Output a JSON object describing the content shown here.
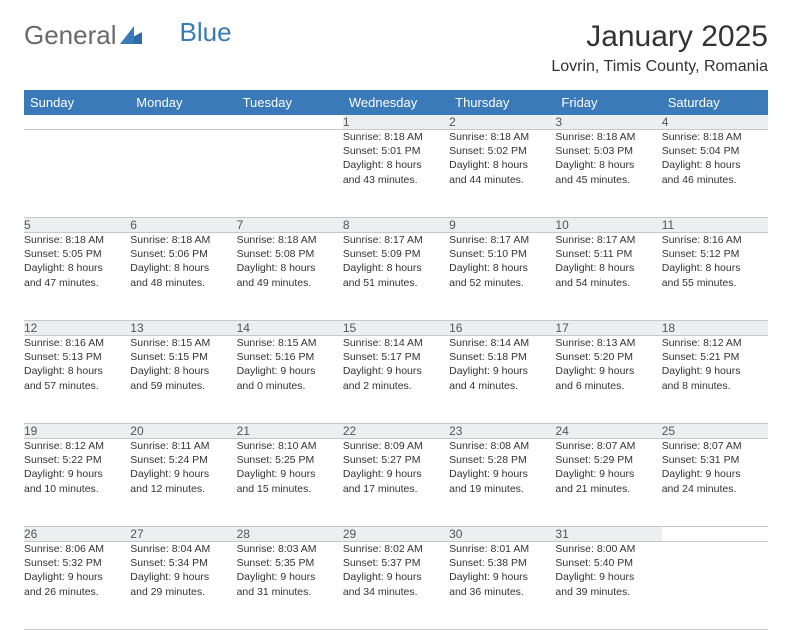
{
  "logo": {
    "text1": "General",
    "text2": "Blue"
  },
  "title": "January 2025",
  "location": "Lovrin, Timis County, Romania",
  "colors": {
    "header_bg": "#3a7ab8",
    "header_fg": "#ffffff",
    "daynum_bg": "#edeef0",
    "border": "#c8c8c8",
    "text": "#333333"
  },
  "weekdays": [
    "Sunday",
    "Monday",
    "Tuesday",
    "Wednesday",
    "Thursday",
    "Friday",
    "Saturday"
  ],
  "weeks": [
    [
      null,
      null,
      null,
      {
        "n": "1",
        "sr": "Sunrise: 8:18 AM",
        "ss": "Sunset: 5:01 PM",
        "d1": "Daylight: 8 hours",
        "d2": "and 43 minutes."
      },
      {
        "n": "2",
        "sr": "Sunrise: 8:18 AM",
        "ss": "Sunset: 5:02 PM",
        "d1": "Daylight: 8 hours",
        "d2": "and 44 minutes."
      },
      {
        "n": "3",
        "sr": "Sunrise: 8:18 AM",
        "ss": "Sunset: 5:03 PM",
        "d1": "Daylight: 8 hours",
        "d2": "and 45 minutes."
      },
      {
        "n": "4",
        "sr": "Sunrise: 8:18 AM",
        "ss": "Sunset: 5:04 PM",
        "d1": "Daylight: 8 hours",
        "d2": "and 46 minutes."
      }
    ],
    [
      {
        "n": "5",
        "sr": "Sunrise: 8:18 AM",
        "ss": "Sunset: 5:05 PM",
        "d1": "Daylight: 8 hours",
        "d2": "and 47 minutes."
      },
      {
        "n": "6",
        "sr": "Sunrise: 8:18 AM",
        "ss": "Sunset: 5:06 PM",
        "d1": "Daylight: 8 hours",
        "d2": "and 48 minutes."
      },
      {
        "n": "7",
        "sr": "Sunrise: 8:18 AM",
        "ss": "Sunset: 5:08 PM",
        "d1": "Daylight: 8 hours",
        "d2": "and 49 minutes."
      },
      {
        "n": "8",
        "sr": "Sunrise: 8:17 AM",
        "ss": "Sunset: 5:09 PM",
        "d1": "Daylight: 8 hours",
        "d2": "and 51 minutes."
      },
      {
        "n": "9",
        "sr": "Sunrise: 8:17 AM",
        "ss": "Sunset: 5:10 PM",
        "d1": "Daylight: 8 hours",
        "d2": "and 52 minutes."
      },
      {
        "n": "10",
        "sr": "Sunrise: 8:17 AM",
        "ss": "Sunset: 5:11 PM",
        "d1": "Daylight: 8 hours",
        "d2": "and 54 minutes."
      },
      {
        "n": "11",
        "sr": "Sunrise: 8:16 AM",
        "ss": "Sunset: 5:12 PM",
        "d1": "Daylight: 8 hours",
        "d2": "and 55 minutes."
      }
    ],
    [
      {
        "n": "12",
        "sr": "Sunrise: 8:16 AM",
        "ss": "Sunset: 5:13 PM",
        "d1": "Daylight: 8 hours",
        "d2": "and 57 minutes."
      },
      {
        "n": "13",
        "sr": "Sunrise: 8:15 AM",
        "ss": "Sunset: 5:15 PM",
        "d1": "Daylight: 8 hours",
        "d2": "and 59 minutes."
      },
      {
        "n": "14",
        "sr": "Sunrise: 8:15 AM",
        "ss": "Sunset: 5:16 PM",
        "d1": "Daylight: 9 hours",
        "d2": "and 0 minutes."
      },
      {
        "n": "15",
        "sr": "Sunrise: 8:14 AM",
        "ss": "Sunset: 5:17 PM",
        "d1": "Daylight: 9 hours",
        "d2": "and 2 minutes."
      },
      {
        "n": "16",
        "sr": "Sunrise: 8:14 AM",
        "ss": "Sunset: 5:18 PM",
        "d1": "Daylight: 9 hours",
        "d2": "and 4 minutes."
      },
      {
        "n": "17",
        "sr": "Sunrise: 8:13 AM",
        "ss": "Sunset: 5:20 PM",
        "d1": "Daylight: 9 hours",
        "d2": "and 6 minutes."
      },
      {
        "n": "18",
        "sr": "Sunrise: 8:12 AM",
        "ss": "Sunset: 5:21 PM",
        "d1": "Daylight: 9 hours",
        "d2": "and 8 minutes."
      }
    ],
    [
      {
        "n": "19",
        "sr": "Sunrise: 8:12 AM",
        "ss": "Sunset: 5:22 PM",
        "d1": "Daylight: 9 hours",
        "d2": "and 10 minutes."
      },
      {
        "n": "20",
        "sr": "Sunrise: 8:11 AM",
        "ss": "Sunset: 5:24 PM",
        "d1": "Daylight: 9 hours",
        "d2": "and 12 minutes."
      },
      {
        "n": "21",
        "sr": "Sunrise: 8:10 AM",
        "ss": "Sunset: 5:25 PM",
        "d1": "Daylight: 9 hours",
        "d2": "and 15 minutes."
      },
      {
        "n": "22",
        "sr": "Sunrise: 8:09 AM",
        "ss": "Sunset: 5:27 PM",
        "d1": "Daylight: 9 hours",
        "d2": "and 17 minutes."
      },
      {
        "n": "23",
        "sr": "Sunrise: 8:08 AM",
        "ss": "Sunset: 5:28 PM",
        "d1": "Daylight: 9 hours",
        "d2": "and 19 minutes."
      },
      {
        "n": "24",
        "sr": "Sunrise: 8:07 AM",
        "ss": "Sunset: 5:29 PM",
        "d1": "Daylight: 9 hours",
        "d2": "and 21 minutes."
      },
      {
        "n": "25",
        "sr": "Sunrise: 8:07 AM",
        "ss": "Sunset: 5:31 PM",
        "d1": "Daylight: 9 hours",
        "d2": "and 24 minutes."
      }
    ],
    [
      {
        "n": "26",
        "sr": "Sunrise: 8:06 AM",
        "ss": "Sunset: 5:32 PM",
        "d1": "Daylight: 9 hours",
        "d2": "and 26 minutes."
      },
      {
        "n": "27",
        "sr": "Sunrise: 8:04 AM",
        "ss": "Sunset: 5:34 PM",
        "d1": "Daylight: 9 hours",
        "d2": "and 29 minutes."
      },
      {
        "n": "28",
        "sr": "Sunrise: 8:03 AM",
        "ss": "Sunset: 5:35 PM",
        "d1": "Daylight: 9 hours",
        "d2": "and 31 minutes."
      },
      {
        "n": "29",
        "sr": "Sunrise: 8:02 AM",
        "ss": "Sunset: 5:37 PM",
        "d1": "Daylight: 9 hours",
        "d2": "and 34 minutes."
      },
      {
        "n": "30",
        "sr": "Sunrise: 8:01 AM",
        "ss": "Sunset: 5:38 PM",
        "d1": "Daylight: 9 hours",
        "d2": "and 36 minutes."
      },
      {
        "n": "31",
        "sr": "Sunrise: 8:00 AM",
        "ss": "Sunset: 5:40 PM",
        "d1": "Daylight: 9 hours",
        "d2": "and 39 minutes."
      },
      null
    ]
  ]
}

########################################

All entries must be written out again exactly as given, with no pictures in the copy.

_Solution below_.
Output a JSON object describing the content shown here.
{
  "logo": {
    "text1": "General",
    "text2": "Blue"
  },
  "title": "January 2025",
  "location": "Lovrin, Timis County, Romania",
  "colors": {
    "header_bg": "#3a7ab8",
    "header_fg": "#ffffff",
    "daynum_bg": "#edeef0",
    "border": "#c8c8c8",
    "text": "#333333"
  },
  "weekdays": [
    "Sunday",
    "Monday",
    "Tuesday",
    "Wednesday",
    "Thursday",
    "Friday",
    "Saturday"
  ],
  "weeks": [
    [
      null,
      null,
      null,
      {
        "n": "1",
        "sr": "Sunrise: 8:18 AM",
        "ss": "Sunset: 5:01 PM",
        "d1": "Daylight: 8 hours",
        "d2": "and 43 minutes."
      },
      {
        "n": "2",
        "sr": "Sunrise: 8:18 AM",
        "ss": "Sunset: 5:02 PM",
        "d1": "Daylight: 8 hours",
        "d2": "and 44 minutes."
      },
      {
        "n": "3",
        "sr": "Sunrise: 8:18 AM",
        "ss": "Sunset: 5:03 PM",
        "d1": "Daylight: 8 hours",
        "d2": "and 45 minutes."
      },
      {
        "n": "4",
        "sr": "Sunrise: 8:18 AM",
        "ss": "Sunset: 5:04 PM",
        "d1": "Daylight: 8 hours",
        "d2": "and 46 minutes."
      }
    ],
    [
      {
        "n": "5",
        "sr": "Sunrise: 8:18 AM",
        "ss": "Sunset: 5:05 PM",
        "d1": "Daylight: 8 hours",
        "d2": "and 47 minutes."
      },
      {
        "n": "6",
        "sr": "Sunrise: 8:18 AM",
        "ss": "Sunset: 5:06 PM",
        "d1": "Daylight: 8 hours",
        "d2": "and 48 minutes."
      },
      {
        "n": "7",
        "sr": "Sunrise: 8:18 AM",
        "ss": "Sunset: 5:08 PM",
        "d1": "Daylight: 8 hours",
        "d2": "and 49 minutes."
      },
      {
        "n": "8",
        "sr": "Sunrise: 8:17 AM",
        "ss": "Sunset: 5:09 PM",
        "d1": "Daylight: 8 hours",
        "d2": "and 51 minutes."
      },
      {
        "n": "9",
        "sr": "Sunrise: 8:17 AM",
        "ss": "Sunset: 5:10 PM",
        "d1": "Daylight: 8 hours",
        "d2": "and 52 minutes."
      },
      {
        "n": "10",
        "sr": "Sunrise: 8:17 AM",
        "ss": "Sunset: 5:11 PM",
        "d1": "Daylight: 8 hours",
        "d2": "and 54 minutes."
      },
      {
        "n": "11",
        "sr": "Sunrise: 8:16 AM",
        "ss": "Sunset: 5:12 PM",
        "d1": "Daylight: 8 hours",
        "d2": "and 55 minutes."
      }
    ],
    [
      {
        "n": "12",
        "sr": "Sunrise: 8:16 AM",
        "ss": "Sunset: 5:13 PM",
        "d1": "Daylight: 8 hours",
        "d2": "and 57 minutes."
      },
      {
        "n": "13",
        "sr": "Sunrise: 8:15 AM",
        "ss": "Sunset: 5:15 PM",
        "d1": "Daylight: 8 hours",
        "d2": "and 59 minutes."
      },
      {
        "n": "14",
        "sr": "Sunrise: 8:15 AM",
        "ss": "Sunset: 5:16 PM",
        "d1": "Daylight: 9 hours",
        "d2": "and 0 minutes."
      },
      {
        "n": "15",
        "sr": "Sunrise: 8:14 AM",
        "ss": "Sunset: 5:17 PM",
        "d1": "Daylight: 9 hours",
        "d2": "and 2 minutes."
      },
      {
        "n": "16",
        "sr": "Sunrise: 8:14 AM",
        "ss": "Sunset: 5:18 PM",
        "d1": "Daylight: 9 hours",
        "d2": "and 4 minutes."
      },
      {
        "n": "17",
        "sr": "Sunrise: 8:13 AM",
        "ss": "Sunset: 5:20 PM",
        "d1": "Daylight: 9 hours",
        "d2": "and 6 minutes."
      },
      {
        "n": "18",
        "sr": "Sunrise: 8:12 AM",
        "ss": "Sunset: 5:21 PM",
        "d1": "Daylight: 9 hours",
        "d2": "and 8 minutes."
      }
    ],
    [
      {
        "n": "19",
        "sr": "Sunrise: 8:12 AM",
        "ss": "Sunset: 5:22 PM",
        "d1": "Daylight: 9 hours",
        "d2": "and 10 minutes."
      },
      {
        "n": "20",
        "sr": "Sunrise: 8:11 AM",
        "ss": "Sunset: 5:24 PM",
        "d1": "Daylight: 9 hours",
        "d2": "and 12 minutes."
      },
      {
        "n": "21",
        "sr": "Sunrise: 8:10 AM",
        "ss": "Sunset: 5:25 PM",
        "d1": "Daylight: 9 hours",
        "d2": "and 15 minutes."
      },
      {
        "n": "22",
        "sr": "Sunrise: 8:09 AM",
        "ss": "Sunset: 5:27 PM",
        "d1": "Daylight: 9 hours",
        "d2": "and 17 minutes."
      },
      {
        "n": "23",
        "sr": "Sunrise: 8:08 AM",
        "ss": "Sunset: 5:28 PM",
        "d1": "Daylight: 9 hours",
        "d2": "and 19 minutes."
      },
      {
        "n": "24",
        "sr": "Sunrise: 8:07 AM",
        "ss": "Sunset: 5:29 PM",
        "d1": "Daylight: 9 hours",
        "d2": "and 21 minutes."
      },
      {
        "n": "25",
        "sr": "Sunrise: 8:07 AM",
        "ss": "Sunset: 5:31 PM",
        "d1": "Daylight: 9 hours",
        "d2": "and 24 minutes."
      }
    ],
    [
      {
        "n": "26",
        "sr": "Sunrise: 8:06 AM",
        "ss": "Sunset: 5:32 PM",
        "d1": "Daylight: 9 hours",
        "d2": "and 26 minutes."
      },
      {
        "n": "27",
        "sr": "Sunrise: 8:04 AM",
        "ss": "Sunset: 5:34 PM",
        "d1": "Daylight: 9 hours",
        "d2": "and 29 minutes."
      },
      {
        "n": "28",
        "sr": "Sunrise: 8:03 AM",
        "ss": "Sunset: 5:35 PM",
        "d1": "Daylight: 9 hours",
        "d2": "and 31 minutes."
      },
      {
        "n": "29",
        "sr": "Sunrise: 8:02 AM",
        "ss": "Sunset: 5:37 PM",
        "d1": "Daylight: 9 hours",
        "d2": "and 34 minutes."
      },
      {
        "n": "30",
        "sr": "Sunrise: 8:01 AM",
        "ss": "Sunset: 5:38 PM",
        "d1": "Daylight: 9 hours",
        "d2": "and 36 minutes."
      },
      {
        "n": "31",
        "sr": "Sunrise: 8:00 AM",
        "ss": "Sunset: 5:40 PM",
        "d1": "Daylight: 9 hours",
        "d2": "and 39 minutes."
      },
      null
    ]
  ]
}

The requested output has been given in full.